▶ _INFORMATION SHOWN_
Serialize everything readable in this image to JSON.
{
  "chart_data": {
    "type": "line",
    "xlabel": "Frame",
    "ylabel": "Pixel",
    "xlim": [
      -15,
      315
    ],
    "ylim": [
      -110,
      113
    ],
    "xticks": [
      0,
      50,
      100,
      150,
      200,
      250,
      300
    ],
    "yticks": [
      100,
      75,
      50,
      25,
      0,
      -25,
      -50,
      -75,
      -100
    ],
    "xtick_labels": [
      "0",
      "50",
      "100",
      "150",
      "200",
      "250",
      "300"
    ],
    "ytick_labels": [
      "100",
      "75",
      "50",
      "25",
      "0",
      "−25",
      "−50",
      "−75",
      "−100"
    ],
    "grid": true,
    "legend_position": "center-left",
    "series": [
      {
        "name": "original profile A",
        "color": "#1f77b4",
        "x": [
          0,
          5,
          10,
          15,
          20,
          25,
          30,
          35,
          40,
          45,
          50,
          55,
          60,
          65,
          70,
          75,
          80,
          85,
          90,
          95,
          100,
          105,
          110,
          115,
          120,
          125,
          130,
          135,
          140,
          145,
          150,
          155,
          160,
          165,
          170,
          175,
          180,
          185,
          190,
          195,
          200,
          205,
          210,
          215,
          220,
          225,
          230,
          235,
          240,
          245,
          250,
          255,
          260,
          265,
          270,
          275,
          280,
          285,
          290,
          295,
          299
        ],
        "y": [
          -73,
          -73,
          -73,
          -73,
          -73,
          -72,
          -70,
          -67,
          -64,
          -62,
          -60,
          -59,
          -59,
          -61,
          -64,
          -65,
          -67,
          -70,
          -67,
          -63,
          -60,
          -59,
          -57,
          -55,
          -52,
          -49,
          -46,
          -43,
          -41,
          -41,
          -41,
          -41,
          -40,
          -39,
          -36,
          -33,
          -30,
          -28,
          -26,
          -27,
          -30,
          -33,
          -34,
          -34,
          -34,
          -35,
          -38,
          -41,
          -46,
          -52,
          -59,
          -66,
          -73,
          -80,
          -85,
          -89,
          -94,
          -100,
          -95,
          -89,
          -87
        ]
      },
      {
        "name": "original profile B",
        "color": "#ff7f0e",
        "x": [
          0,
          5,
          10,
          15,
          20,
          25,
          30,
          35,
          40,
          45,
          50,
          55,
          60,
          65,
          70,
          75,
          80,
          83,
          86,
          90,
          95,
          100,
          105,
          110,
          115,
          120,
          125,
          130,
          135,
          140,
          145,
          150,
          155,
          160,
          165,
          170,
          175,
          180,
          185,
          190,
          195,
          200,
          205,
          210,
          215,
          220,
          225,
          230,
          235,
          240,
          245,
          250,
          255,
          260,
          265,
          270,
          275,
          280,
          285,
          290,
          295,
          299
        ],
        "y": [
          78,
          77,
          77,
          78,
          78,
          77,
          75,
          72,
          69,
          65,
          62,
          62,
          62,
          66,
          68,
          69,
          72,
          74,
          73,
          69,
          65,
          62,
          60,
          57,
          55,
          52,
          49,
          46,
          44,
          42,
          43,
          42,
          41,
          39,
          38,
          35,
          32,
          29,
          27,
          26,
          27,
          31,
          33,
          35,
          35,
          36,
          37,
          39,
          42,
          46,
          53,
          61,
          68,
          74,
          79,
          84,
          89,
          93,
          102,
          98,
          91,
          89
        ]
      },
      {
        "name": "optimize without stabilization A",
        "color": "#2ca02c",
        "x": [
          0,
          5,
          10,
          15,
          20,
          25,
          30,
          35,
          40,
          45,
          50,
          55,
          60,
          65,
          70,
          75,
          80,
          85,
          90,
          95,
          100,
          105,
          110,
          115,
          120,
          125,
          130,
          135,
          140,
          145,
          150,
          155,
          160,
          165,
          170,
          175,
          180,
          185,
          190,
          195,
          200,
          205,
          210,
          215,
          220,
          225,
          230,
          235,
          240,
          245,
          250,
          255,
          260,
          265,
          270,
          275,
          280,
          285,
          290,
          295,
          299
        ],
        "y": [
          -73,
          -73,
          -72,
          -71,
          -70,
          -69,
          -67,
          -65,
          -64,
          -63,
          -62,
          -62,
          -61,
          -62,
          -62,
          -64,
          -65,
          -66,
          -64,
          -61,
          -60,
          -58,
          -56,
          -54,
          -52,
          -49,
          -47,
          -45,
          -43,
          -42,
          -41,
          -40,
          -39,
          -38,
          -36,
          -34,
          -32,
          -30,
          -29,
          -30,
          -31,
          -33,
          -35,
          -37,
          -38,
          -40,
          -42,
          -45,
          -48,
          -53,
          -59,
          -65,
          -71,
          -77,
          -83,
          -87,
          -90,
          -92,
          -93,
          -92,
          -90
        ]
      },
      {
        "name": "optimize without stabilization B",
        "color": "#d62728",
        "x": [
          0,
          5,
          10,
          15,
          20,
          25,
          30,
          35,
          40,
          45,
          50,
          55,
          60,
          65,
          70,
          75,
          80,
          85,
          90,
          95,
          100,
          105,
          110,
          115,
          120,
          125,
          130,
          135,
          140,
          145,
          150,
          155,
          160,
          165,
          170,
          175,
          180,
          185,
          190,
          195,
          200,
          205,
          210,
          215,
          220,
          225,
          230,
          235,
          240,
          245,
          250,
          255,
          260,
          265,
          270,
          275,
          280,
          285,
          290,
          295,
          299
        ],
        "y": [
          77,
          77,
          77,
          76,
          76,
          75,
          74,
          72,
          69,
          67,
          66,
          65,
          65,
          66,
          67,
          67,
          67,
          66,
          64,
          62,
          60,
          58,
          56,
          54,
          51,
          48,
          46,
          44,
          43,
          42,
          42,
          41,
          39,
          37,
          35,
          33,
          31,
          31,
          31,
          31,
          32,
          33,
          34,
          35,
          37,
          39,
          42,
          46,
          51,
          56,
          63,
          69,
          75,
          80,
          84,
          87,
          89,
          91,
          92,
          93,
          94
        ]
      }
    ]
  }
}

▶ _TASK_
Quote all the records. Keep every word exact.

▶ _FULL OUTPUT_
Serialize everything readable in this image to JSON.
{
  "chart_data": {
    "type": "line",
    "xlabel": "Frame",
    "ylabel": "Pixel",
    "xlim": [
      -15,
      315
    ],
    "ylim": [
      -110,
      113
    ],
    "xticks": [
      0,
      50,
      100,
      150,
      200,
      250,
      300
    ],
    "yticks": [
      100,
      75,
      50,
      25,
      0,
      -25,
      -50,
      -75,
      -100
    ],
    "xtick_labels": [
      "0",
      "50",
      "100",
      "150",
      "200",
      "250",
      "300"
    ],
    "ytick_labels": [
      "100",
      "75",
      "50",
      "25",
      "0",
      "−25",
      "−50",
      "−75",
      "−100"
    ],
    "grid": true,
    "legend_position": "center-left",
    "series": [
      {
        "name": "original profile A",
        "color": "#1f77b4",
        "x": [
          0,
          5,
          10,
          15,
          20,
          25,
          30,
          35,
          40,
          45,
          50,
          55,
          60,
          65,
          70,
          75,
          80,
          85,
          90,
          95,
          100,
          105,
          110,
          115,
          120,
          125,
          130,
          135,
          140,
          145,
          150,
          155,
          160,
          165,
          170,
          175,
          180,
          185,
          190,
          195,
          200,
          205,
          210,
          215,
          220,
          225,
          230,
          235,
          240,
          245,
          250,
          255,
          260,
          265,
          270,
          275,
          280,
          285,
          290,
          295,
          299
        ],
        "y": [
          -73,
          -73,
          -73,
          -73,
          -73,
          -72,
          -70,
          -67,
          -64,
          -62,
          -60,
          -59,
          -59,
          -61,
          -64,
          -65,
          -67,
          -70,
          -67,
          -63,
          -60,
          -59,
          -57,
          -55,
          -52,
          -49,
          -46,
          -43,
          -41,
          -41,
          -41,
          -41,
          -40,
          -39,
          -36,
          -33,
          -30,
          -28,
          -26,
          -27,
          -30,
          -33,
          -34,
          -34,
          -34,
          -35,
          -38,
          -41,
          -46,
          -52,
          -59,
          -66,
          -73,
          -80,
          -85,
          -89,
          -94,
          -100,
          -95,
          -89,
          -87
        ]
      },
      {
        "name": "original profile B",
        "color": "#ff7f0e",
        "x": [
          0,
          5,
          10,
          15,
          20,
          25,
          30,
          35,
          40,
          45,
          50,
          55,
          60,
          65,
          70,
          75,
          80,
          83,
          86,
          90,
          95,
          100,
          105,
          110,
          115,
          120,
          125,
          130,
          135,
          140,
          145,
          150,
          155,
          160,
          165,
          170,
          175,
          180,
          185,
          190,
          195,
          200,
          205,
          210,
          215,
          220,
          225,
          230,
          235,
          240,
          245,
          250,
          255,
          260,
          265,
          270,
          275,
          280,
          285,
          290,
          295,
          299
        ],
        "y": [
          78,
          77,
          77,
          78,
          78,
          77,
          75,
          72,
          69,
          65,
          62,
          62,
          62,
          66,
          68,
          69,
          72,
          74,
          73,
          69,
          65,
          62,
          60,
          57,
          55,
          52,
          49,
          46,
          44,
          42,
          43,
          42,
          41,
          39,
          38,
          35,
          32,
          29,
          27,
          26,
          27,
          31,
          33,
          35,
          35,
          36,
          37,
          39,
          42,
          46,
          53,
          61,
          68,
          74,
          79,
          84,
          89,
          93,
          102,
          98,
          91,
          89
        ]
      },
      {
        "name": "optimize without stabilization A",
        "color": "#2ca02c",
        "x": [
          0,
          5,
          10,
          15,
          20,
          25,
          30,
          35,
          40,
          45,
          50,
          55,
          60,
          65,
          70,
          75,
          80,
          85,
          90,
          95,
          100,
          105,
          110,
          115,
          120,
          125,
          130,
          135,
          140,
          145,
          150,
          155,
          160,
          165,
          170,
          175,
          180,
          185,
          190,
          195,
          200,
          205,
          210,
          215,
          220,
          225,
          230,
          235,
          240,
          245,
          250,
          255,
          260,
          265,
          270,
          275,
          280,
          285,
          290,
          295,
          299
        ],
        "y": [
          -73,
          -73,
          -72,
          -71,
          -70,
          -69,
          -67,
          -65,
          -64,
          -63,
          -62,
          -62,
          -61,
          -62,
          -62,
          -64,
          -65,
          -66,
          -64,
          -61,
          -60,
          -58,
          -56,
          -54,
          -52,
          -49,
          -47,
          -45,
          -43,
          -42,
          -41,
          -40,
          -39,
          -38,
          -36,
          -34,
          -32,
          -30,
          -29,
          -30,
          -31,
          -33,
          -35,
          -37,
          -38,
          -40,
          -42,
          -45,
          -48,
          -53,
          -59,
          -65,
          -71,
          -77,
          -83,
          -87,
          -90,
          -92,
          -93,
          -92,
          -90
        ]
      },
      {
        "name": "optimize without stabilization B",
        "color": "#d62728",
        "x": [
          0,
          5,
          10,
          15,
          20,
          25,
          30,
          35,
          40,
          45,
          50,
          55,
          60,
          65,
          70,
          75,
          80,
          85,
          90,
          95,
          100,
          105,
          110,
          115,
          120,
          125,
          130,
          135,
          140,
          145,
          150,
          155,
          160,
          165,
          170,
          175,
          180,
          185,
          190,
          195,
          200,
          205,
          210,
          215,
          220,
          225,
          230,
          235,
          240,
          245,
          250,
          255,
          260,
          265,
          270,
          275,
          280,
          285,
          290,
          295,
          299
        ],
        "y": [
          77,
          77,
          77,
          76,
          76,
          75,
          74,
          72,
          69,
          67,
          66,
          65,
          65,
          66,
          67,
          67,
          67,
          66,
          64,
          62,
          60,
          58,
          56,
          54,
          51,
          48,
          46,
          44,
          43,
          42,
          42,
          41,
          39,
          37,
          35,
          33,
          31,
          31,
          31,
          31,
          32,
          33,
          34,
          35,
          37,
          39,
          42,
          46,
          51,
          56,
          63,
          69,
          75,
          80,
          84,
          87,
          89,
          91,
          92,
          93,
          94
        ]
      }
    ]
  }
}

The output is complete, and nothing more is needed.